─── Task data ───
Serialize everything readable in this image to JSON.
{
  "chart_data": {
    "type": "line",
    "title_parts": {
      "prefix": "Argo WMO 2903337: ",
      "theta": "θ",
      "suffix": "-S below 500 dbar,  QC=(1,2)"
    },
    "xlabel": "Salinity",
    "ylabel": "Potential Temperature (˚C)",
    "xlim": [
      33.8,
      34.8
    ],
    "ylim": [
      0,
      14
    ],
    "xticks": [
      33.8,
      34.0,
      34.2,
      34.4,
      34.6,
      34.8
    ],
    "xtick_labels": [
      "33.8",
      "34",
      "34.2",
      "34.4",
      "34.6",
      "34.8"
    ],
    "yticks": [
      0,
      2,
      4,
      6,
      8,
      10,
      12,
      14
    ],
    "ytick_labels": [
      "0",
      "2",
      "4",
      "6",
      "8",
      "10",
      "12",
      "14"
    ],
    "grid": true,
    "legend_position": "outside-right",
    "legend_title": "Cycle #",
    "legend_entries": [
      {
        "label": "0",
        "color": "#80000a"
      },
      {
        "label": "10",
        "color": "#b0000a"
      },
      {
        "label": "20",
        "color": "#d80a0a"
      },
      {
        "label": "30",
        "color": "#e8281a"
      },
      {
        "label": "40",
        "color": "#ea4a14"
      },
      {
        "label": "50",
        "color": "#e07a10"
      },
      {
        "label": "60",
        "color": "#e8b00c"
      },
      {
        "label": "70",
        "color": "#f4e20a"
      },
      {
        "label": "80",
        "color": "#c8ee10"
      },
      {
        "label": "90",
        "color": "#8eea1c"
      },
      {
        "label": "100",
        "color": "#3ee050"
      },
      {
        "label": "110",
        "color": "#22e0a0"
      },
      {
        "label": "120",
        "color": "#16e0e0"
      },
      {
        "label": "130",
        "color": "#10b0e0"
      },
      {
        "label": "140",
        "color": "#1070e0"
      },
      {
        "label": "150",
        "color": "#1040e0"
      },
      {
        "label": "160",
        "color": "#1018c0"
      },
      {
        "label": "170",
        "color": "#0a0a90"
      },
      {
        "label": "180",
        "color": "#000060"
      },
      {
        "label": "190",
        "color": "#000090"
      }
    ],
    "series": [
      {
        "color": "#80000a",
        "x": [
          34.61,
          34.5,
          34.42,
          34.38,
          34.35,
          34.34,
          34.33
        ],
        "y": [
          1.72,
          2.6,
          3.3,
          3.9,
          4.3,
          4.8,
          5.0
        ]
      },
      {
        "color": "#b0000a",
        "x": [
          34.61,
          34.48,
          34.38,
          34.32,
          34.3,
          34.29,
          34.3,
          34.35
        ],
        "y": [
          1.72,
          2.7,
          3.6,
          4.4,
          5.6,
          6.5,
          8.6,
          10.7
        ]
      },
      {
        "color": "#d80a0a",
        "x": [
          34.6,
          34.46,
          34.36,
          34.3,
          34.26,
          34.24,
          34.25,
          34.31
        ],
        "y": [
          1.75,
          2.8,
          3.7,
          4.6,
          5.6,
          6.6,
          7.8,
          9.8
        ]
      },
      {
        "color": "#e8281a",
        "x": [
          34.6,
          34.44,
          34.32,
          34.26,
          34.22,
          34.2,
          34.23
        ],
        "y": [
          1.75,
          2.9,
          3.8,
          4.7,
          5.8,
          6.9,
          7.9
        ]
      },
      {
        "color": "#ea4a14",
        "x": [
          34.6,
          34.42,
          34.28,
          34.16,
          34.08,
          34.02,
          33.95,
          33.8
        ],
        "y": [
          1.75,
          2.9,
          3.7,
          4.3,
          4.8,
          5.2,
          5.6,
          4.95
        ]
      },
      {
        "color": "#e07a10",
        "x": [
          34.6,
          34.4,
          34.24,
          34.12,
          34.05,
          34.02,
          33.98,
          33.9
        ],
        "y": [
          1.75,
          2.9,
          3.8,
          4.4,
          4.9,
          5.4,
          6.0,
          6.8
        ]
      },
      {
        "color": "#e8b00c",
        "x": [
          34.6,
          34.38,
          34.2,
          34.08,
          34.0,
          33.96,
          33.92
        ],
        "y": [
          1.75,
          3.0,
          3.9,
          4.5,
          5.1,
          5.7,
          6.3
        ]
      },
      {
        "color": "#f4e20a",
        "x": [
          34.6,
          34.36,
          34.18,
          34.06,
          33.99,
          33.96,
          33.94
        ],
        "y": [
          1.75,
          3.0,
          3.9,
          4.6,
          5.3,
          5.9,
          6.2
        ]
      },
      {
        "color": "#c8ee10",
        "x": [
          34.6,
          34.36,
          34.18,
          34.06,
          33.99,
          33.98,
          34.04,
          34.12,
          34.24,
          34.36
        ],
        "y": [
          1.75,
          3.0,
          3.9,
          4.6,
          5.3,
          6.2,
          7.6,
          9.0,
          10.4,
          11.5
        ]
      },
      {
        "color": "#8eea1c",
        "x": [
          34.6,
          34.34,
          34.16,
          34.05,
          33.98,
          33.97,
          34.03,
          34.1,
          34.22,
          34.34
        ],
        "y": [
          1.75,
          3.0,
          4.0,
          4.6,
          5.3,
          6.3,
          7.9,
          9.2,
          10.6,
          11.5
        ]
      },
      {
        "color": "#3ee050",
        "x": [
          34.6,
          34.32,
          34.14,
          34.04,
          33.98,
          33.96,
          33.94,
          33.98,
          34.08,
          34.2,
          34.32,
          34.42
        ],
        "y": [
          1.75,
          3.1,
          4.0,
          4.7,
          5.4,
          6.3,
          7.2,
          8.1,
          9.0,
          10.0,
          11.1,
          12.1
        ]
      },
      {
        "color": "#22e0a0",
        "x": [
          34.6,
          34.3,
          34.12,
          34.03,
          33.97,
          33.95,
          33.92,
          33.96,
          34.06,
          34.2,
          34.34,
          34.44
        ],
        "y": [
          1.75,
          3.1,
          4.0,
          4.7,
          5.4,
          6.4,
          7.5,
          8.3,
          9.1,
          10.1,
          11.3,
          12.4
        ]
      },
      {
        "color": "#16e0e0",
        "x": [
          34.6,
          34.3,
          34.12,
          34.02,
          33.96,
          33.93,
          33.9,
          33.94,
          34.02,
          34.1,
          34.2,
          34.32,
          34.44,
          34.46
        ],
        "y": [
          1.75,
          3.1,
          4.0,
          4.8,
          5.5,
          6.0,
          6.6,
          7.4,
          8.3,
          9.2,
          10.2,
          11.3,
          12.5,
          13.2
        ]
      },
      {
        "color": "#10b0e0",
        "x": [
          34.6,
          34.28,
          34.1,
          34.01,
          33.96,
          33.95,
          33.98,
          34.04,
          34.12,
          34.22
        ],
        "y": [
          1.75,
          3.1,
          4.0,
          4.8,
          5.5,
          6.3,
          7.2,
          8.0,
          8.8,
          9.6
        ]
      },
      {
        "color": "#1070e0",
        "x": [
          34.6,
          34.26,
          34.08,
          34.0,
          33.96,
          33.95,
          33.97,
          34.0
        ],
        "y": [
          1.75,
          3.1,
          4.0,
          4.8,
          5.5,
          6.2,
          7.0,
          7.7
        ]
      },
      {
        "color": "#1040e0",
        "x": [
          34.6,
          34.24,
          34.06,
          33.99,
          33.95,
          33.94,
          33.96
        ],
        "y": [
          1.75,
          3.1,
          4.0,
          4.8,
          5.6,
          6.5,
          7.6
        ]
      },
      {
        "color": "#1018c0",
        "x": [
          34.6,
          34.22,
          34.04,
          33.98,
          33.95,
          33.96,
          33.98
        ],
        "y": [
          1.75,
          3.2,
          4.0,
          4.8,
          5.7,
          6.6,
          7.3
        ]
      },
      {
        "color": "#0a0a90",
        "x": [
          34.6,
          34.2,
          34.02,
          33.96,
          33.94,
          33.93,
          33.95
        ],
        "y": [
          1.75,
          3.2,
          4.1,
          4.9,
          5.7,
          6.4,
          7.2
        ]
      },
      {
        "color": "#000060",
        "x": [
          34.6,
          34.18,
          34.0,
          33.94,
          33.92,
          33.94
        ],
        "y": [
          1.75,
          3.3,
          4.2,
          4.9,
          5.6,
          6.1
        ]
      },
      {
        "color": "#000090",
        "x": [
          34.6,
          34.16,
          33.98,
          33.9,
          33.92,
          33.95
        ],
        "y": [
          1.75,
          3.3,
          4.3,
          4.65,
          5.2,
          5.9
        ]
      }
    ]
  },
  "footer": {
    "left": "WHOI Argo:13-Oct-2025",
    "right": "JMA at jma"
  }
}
───
─── Task data ───
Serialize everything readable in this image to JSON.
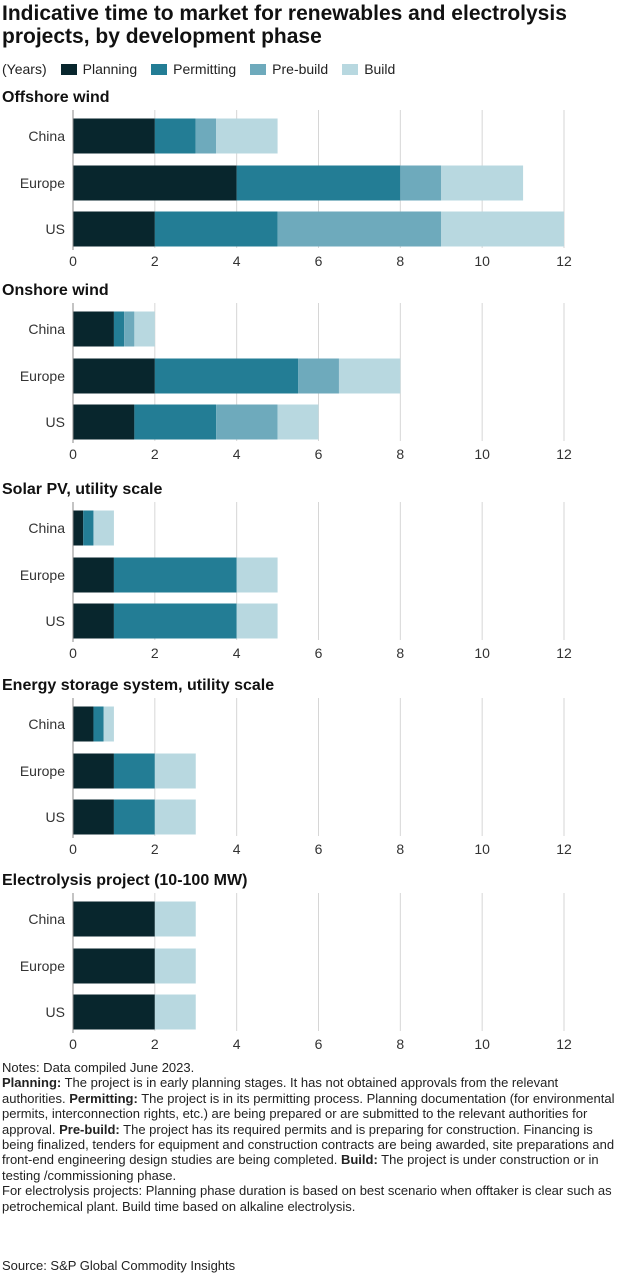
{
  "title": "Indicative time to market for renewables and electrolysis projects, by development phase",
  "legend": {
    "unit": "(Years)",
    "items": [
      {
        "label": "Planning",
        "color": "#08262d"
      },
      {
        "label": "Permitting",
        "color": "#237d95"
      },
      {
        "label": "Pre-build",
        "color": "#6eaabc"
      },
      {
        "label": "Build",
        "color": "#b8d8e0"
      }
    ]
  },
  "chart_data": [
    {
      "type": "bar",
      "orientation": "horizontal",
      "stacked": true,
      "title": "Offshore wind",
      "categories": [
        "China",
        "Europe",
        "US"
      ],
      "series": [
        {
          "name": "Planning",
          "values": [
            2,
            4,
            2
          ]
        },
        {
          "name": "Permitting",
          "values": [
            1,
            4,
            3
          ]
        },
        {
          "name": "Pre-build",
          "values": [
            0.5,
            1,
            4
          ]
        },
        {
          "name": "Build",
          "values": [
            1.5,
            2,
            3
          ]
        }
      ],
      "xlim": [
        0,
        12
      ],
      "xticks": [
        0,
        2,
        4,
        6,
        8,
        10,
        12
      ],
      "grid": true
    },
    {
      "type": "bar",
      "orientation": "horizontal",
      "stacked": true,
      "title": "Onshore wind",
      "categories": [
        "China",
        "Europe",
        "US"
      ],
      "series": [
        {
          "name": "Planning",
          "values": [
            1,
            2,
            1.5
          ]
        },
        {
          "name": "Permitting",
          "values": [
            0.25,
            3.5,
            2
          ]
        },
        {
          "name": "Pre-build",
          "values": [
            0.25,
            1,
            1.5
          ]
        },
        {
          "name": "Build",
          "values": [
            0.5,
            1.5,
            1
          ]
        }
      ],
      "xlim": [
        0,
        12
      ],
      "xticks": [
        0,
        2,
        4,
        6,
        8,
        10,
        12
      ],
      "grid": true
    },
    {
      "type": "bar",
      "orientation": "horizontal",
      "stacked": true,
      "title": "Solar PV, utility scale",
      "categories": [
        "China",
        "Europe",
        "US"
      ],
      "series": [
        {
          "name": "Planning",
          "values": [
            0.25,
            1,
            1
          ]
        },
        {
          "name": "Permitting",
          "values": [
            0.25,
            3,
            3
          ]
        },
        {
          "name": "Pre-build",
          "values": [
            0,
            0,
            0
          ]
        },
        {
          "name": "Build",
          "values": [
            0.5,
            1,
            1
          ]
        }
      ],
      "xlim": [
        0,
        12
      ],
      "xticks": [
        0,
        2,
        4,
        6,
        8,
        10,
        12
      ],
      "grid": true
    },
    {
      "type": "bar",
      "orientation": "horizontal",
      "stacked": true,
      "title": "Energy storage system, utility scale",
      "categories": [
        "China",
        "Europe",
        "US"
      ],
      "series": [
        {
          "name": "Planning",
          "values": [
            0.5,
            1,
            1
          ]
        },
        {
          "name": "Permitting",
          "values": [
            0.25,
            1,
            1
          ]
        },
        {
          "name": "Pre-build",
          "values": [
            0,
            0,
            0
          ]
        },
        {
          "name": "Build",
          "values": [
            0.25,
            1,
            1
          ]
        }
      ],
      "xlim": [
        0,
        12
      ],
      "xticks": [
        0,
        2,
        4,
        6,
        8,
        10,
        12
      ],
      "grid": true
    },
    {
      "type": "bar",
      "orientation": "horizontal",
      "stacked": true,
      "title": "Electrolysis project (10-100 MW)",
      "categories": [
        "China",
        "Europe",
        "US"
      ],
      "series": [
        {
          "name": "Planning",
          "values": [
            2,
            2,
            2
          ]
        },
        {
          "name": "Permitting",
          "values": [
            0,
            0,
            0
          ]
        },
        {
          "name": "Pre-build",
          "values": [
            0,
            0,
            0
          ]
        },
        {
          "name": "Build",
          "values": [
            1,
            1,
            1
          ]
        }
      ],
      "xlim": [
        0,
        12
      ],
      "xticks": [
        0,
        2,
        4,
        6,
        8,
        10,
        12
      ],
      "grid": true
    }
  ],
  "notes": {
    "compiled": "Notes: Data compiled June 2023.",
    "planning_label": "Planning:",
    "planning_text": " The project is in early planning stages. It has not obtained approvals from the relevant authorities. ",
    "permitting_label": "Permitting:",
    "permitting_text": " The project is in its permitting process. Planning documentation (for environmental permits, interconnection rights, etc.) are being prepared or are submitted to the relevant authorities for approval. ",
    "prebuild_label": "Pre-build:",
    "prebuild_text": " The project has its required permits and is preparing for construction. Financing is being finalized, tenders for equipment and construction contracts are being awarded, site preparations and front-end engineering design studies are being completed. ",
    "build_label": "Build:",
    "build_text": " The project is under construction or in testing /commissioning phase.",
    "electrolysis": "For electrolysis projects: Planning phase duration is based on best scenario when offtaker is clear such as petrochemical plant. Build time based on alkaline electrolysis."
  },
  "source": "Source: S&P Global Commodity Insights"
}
───
» **Written request**
Locate each line with the word "relevant" and copy it.

» **Answer to this task**
    "planning_text": " The project is in early planning stages. It has not obtained approvals from the relevant authorities. ",
    "permitting_text": " The project is in its permitting process. Planning documentation (for environmental permits, interconnection rights, etc.) are being prepared or are submitted to the relevant authorities for approval. ",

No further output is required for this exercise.